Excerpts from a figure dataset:
'''

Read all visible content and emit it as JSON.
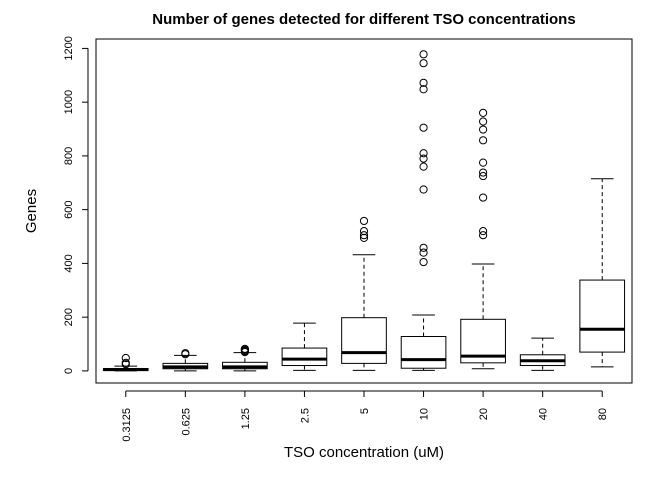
{
  "chart_data": {
    "type": "boxplot",
    "title": "Number of genes detected for different TSO concentrations",
    "xlabel": "TSO concentration (uM)",
    "ylabel": "Genes",
    "ylim": [
      -45,
      1235
    ],
    "yticks": [
      0,
      200,
      400,
      600,
      800,
      1000,
      1200
    ],
    "grid": false,
    "categories": [
      "0.3125",
      "0.625",
      "1.25",
      "2.5",
      "5",
      "10",
      "20",
      "40",
      "80"
    ],
    "boxes": [
      {
        "category": "0.3125",
        "min": 0,
        "q1": 2,
        "median": 5,
        "q3": 9,
        "max": 18,
        "outliers": [
          25,
          30,
          48
        ]
      },
      {
        "category": "0.625",
        "min": 0,
        "q1": 8,
        "median": 15,
        "q3": 28,
        "max": 58,
        "outliers": [
          62,
          66
        ]
      },
      {
        "category": "1.25",
        "min": 0,
        "q1": 8,
        "median": 15,
        "q3": 32,
        "max": 68,
        "outliers": [
          70,
          74,
          78,
          82
        ]
      },
      {
        "category": "2.5",
        "min": 2,
        "q1": 20,
        "median": 44,
        "q3": 85,
        "max": 178,
        "outliers": []
      },
      {
        "category": "5",
        "min": 2,
        "q1": 28,
        "median": 68,
        "q3": 198,
        "max": 432,
        "outliers": [
          495,
          505,
          520,
          558
        ]
      },
      {
        "category": "10",
        "min": 2,
        "q1": 10,
        "median": 42,
        "q3": 128,
        "max": 208,
        "outliers": [
          405,
          440,
          458,
          675,
          760,
          790,
          810,
          905,
          1048,
          1072,
          1145,
          1178
        ]
      },
      {
        "category": "20",
        "min": 8,
        "q1": 30,
        "median": 55,
        "q3": 192,
        "max": 398,
        "outliers": [
          505,
          520,
          645,
          725,
          738,
          775,
          858,
          898,
          928,
          960
        ]
      },
      {
        "category": "40",
        "min": 2,
        "q1": 20,
        "median": 38,
        "q3": 60,
        "max": 122,
        "outliers": []
      },
      {
        "category": "80",
        "min": 15,
        "q1": 70,
        "median": 155,
        "q3": 338,
        "max": 715,
        "outliers": []
      }
    ]
  }
}
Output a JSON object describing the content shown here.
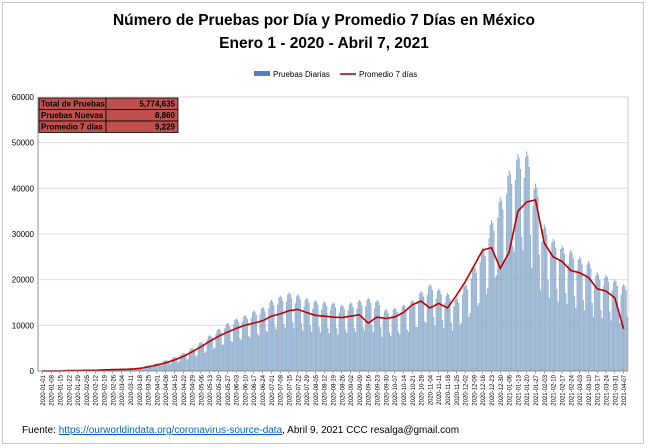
{
  "title": {
    "line1": "Número de Pruebas por Día  y Promedio 7 Días en México",
    "line2": "Enero 1 - 2020 - Abril 7, 2021"
  },
  "summary_table": {
    "rows": [
      {
        "label": "Total de Pruebas",
        "value": "5,774,635"
      },
      {
        "label": "Pruebas Nuevas",
        "value": "8,860"
      },
      {
        "label": "Promedio 7 días",
        "value": "9,229"
      }
    ],
    "fill_color": "#c0504d"
  },
  "source": {
    "prefix": "Fuente: ",
    "link": "https://ourworldindata.org/coronavirus-source-data",
    "suffix": ",  Abril 9,  2021    CCC  resalga@gmail.com"
  },
  "chart_data": {
    "type": "bar+line",
    "x_labels": [
      "2020-01-01",
      "2020-01-08",
      "2020-01-15",
      "2020-01-22",
      "2020-01-29",
      "2020-02-05",
      "2020-02-12",
      "2020-02-19",
      "2020-02-26",
      "2020-03-04",
      "2020-03-11",
      "2020-03-18",
      "2020-03-25",
      "2020-04-01",
      "2020-04-08",
      "2020-04-15",
      "2020-04-22",
      "2020-04-29",
      "2020-05-06",
      "2020-05-13",
      "2020-05-20",
      "2020-05-27",
      "2020-06-03",
      "2020-06-10",
      "2020-06-17",
      "2020-06-24",
      "2020-07-01",
      "2020-07-08",
      "2020-07-15",
      "2020-07-22",
      "2020-07-29",
      "2020-08-05",
      "2020-08-12",
      "2020-08-19",
      "2020-08-26",
      "2020-09-02",
      "2020-09-09",
      "2020-09-16",
      "2020-09-23",
      "2020-09-30",
      "2020-10-07",
      "2020-10-14",
      "2020-10-21",
      "2020-10-28",
      "2020-11-04",
      "2020-11-11",
      "2020-11-18",
      "2020-11-25",
      "2020-12-02",
      "2020-12-09",
      "2020-12-16",
      "2020-12-23",
      "2020-12-30",
      "2021-01-06",
      "2021-01-13",
      "2021-01-20",
      "2021-01-27",
      "2021-02-03",
      "2021-02-10",
      "2021-02-17",
      "2021-02-24",
      "2021-03-03",
      "2021-03-10",
      "2021-03-17",
      "2021-03-24",
      "2021-03-31",
      "2021-04-07"
    ],
    "y_ticks": [
      0,
      10000,
      20000,
      30000,
      40000,
      50000,
      60000
    ],
    "ylim": [
      0,
      60000
    ],
    "legend_position": "top-center",
    "grid": true,
    "series": [
      {
        "name": "Pruebas Diarias",
        "kind": "bar",
        "color": "#4f81bd",
        "weekly_peak": [
          100,
          100,
          100,
          200,
          200,
          300,
          300,
          400,
          400,
          500,
          600,
          800,
          1200,
          1700,
          2300,
          3000,
          3900,
          5000,
          6300,
          7800,
          9200,
          10500,
          11500,
          12200,
          13200,
          14000,
          15500,
          16500,
          17200,
          16800,
          16000,
          15500,
          15200,
          15000,
          14500,
          15000,
          15500,
          16000,
          15500,
          13500,
          13800,
          14500,
          15500,
          17500,
          19000,
          18000,
          17000,
          16000,
          19000,
          23000,
          27000,
          33000,
          38000,
          44000,
          47500,
          48000,
          41000,
          32000,
          29000,
          27500,
          26500,
          25000,
          24000,
          21500,
          21000,
          20000,
          19000
        ]
      },
      {
        "name": "Promedio 7 días",
        "kind": "line",
        "color": "#c00000",
        "values": [
          0,
          0,
          0,
          100,
          100,
          150,
          150,
          250,
          300,
          350,
          400,
          550,
          900,
          1300,
          1800,
          2400,
          3200,
          4200,
          5300,
          6500,
          7600,
          8500,
          9300,
          10000,
          10500,
          11000,
          12000,
          12500,
          13200,
          13500,
          12800,
          12200,
          12000,
          11800,
          11700,
          12000,
          12300,
          10500,
          11800,
          11500,
          11800,
          12800,
          14500,
          15300,
          13800,
          14800,
          13800,
          16500,
          19500,
          23000,
          26500,
          27000,
          22500,
          26000,
          35000,
          37000,
          37500,
          28000,
          25000,
          24000,
          22000,
          21500,
          20500,
          18000,
          17500,
          16000,
          9229
        ]
      }
    ]
  }
}
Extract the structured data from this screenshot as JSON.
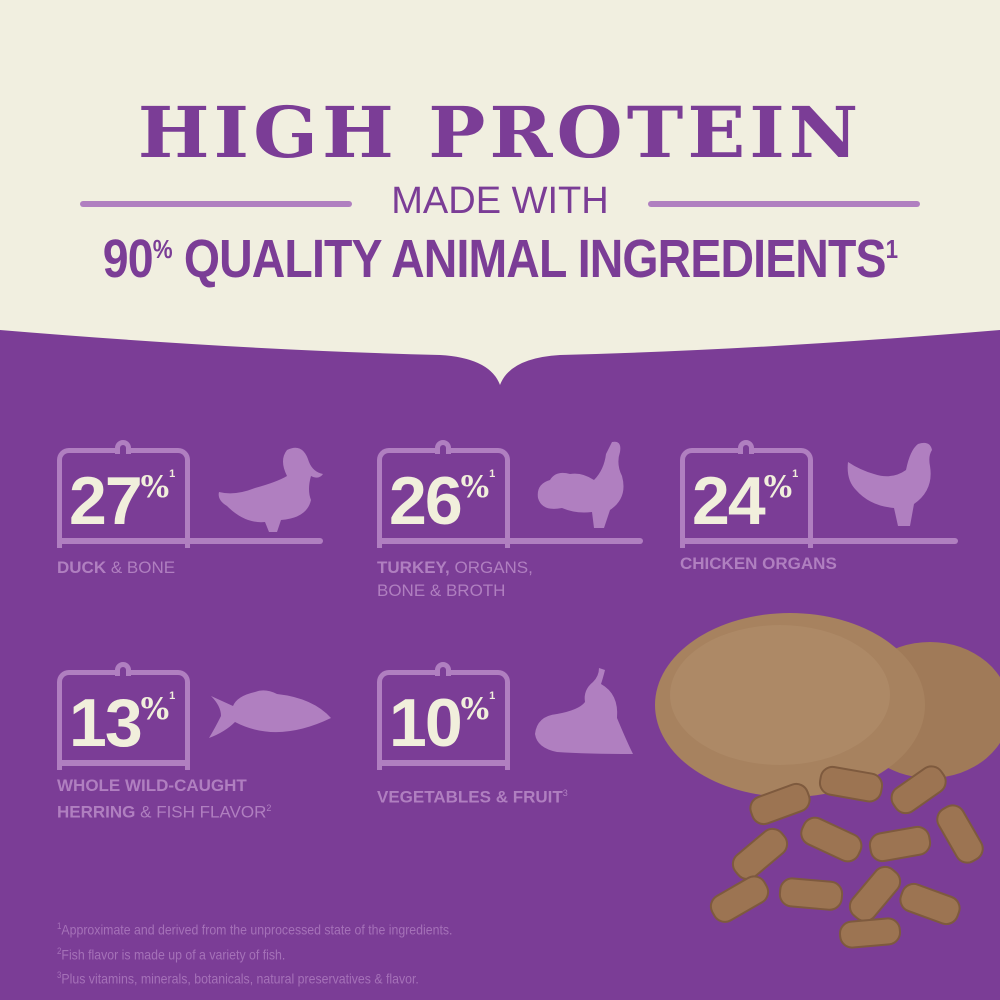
{
  "header": {
    "title": "HIGH PROTEIN",
    "subtitle": "MADE WITH",
    "claim": "90% QUALITY ANIMAL INGREDIENTS",
    "claim_pct": "90",
    "claim_pct_sym": "%",
    "claim_text": "QUALITY ANIMAL INGREDIENTS",
    "claim_fn": "1"
  },
  "ingredients": [
    {
      "pct": "27",
      "sym": "%",
      "fn": "1",
      "bold": "DUCK",
      "rest": "& BONE",
      "icon": "duck-icon"
    },
    {
      "pct": "26",
      "sym": "%",
      "fn": "1",
      "bold": "TURKEY,",
      "rest": "ORGANS, BONE & BROTH",
      "icon": "turkey-icon"
    },
    {
      "pct": "24",
      "sym": "%",
      "fn": "1",
      "bold": "CHICKEN ORGANS",
      "rest": "",
      "icon": "chicken-icon"
    },
    {
      "pct": "13",
      "sym": "%",
      "fn": "1",
      "bold": "WHOLE WILD-CAUGHT HERRING",
      "rest": "& FISH FLAVOR",
      "fn2": "2",
      "icon": "fish-icon"
    },
    {
      "pct": "10",
      "sym": "%",
      "fn": "1",
      "bold": "VEGETABLES & FRUIT",
      "rest": "",
      "fn2": "3",
      "icon": "vegetables-fruit-icon"
    }
  ],
  "footnotes": [
    {
      "n": "1",
      "text": "Approximate and derived from the unprocessed state of the ingredients."
    },
    {
      "n": "2",
      "text": "Fish flavor is made up of a variety of fish."
    },
    {
      "n": "3",
      "text": "Plus vitamins, minerals, botanicals, natural preservatives & flavor."
    }
  ],
  "colors": {
    "cream": "#f1efe0",
    "purple": "#7b3d96",
    "lilac": "#b07fc0",
    "number": "#f1efdc"
  }
}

'''

* What is required *
Find the lines in the entries above where "ANIMAL" occurs, and copy each of them.

* Solution to this exercise *
    "claim": "90% QUALITY ANIMAL INGREDIENTS",
    "claim_text": "QUALITY ANIMAL INGREDIENTS",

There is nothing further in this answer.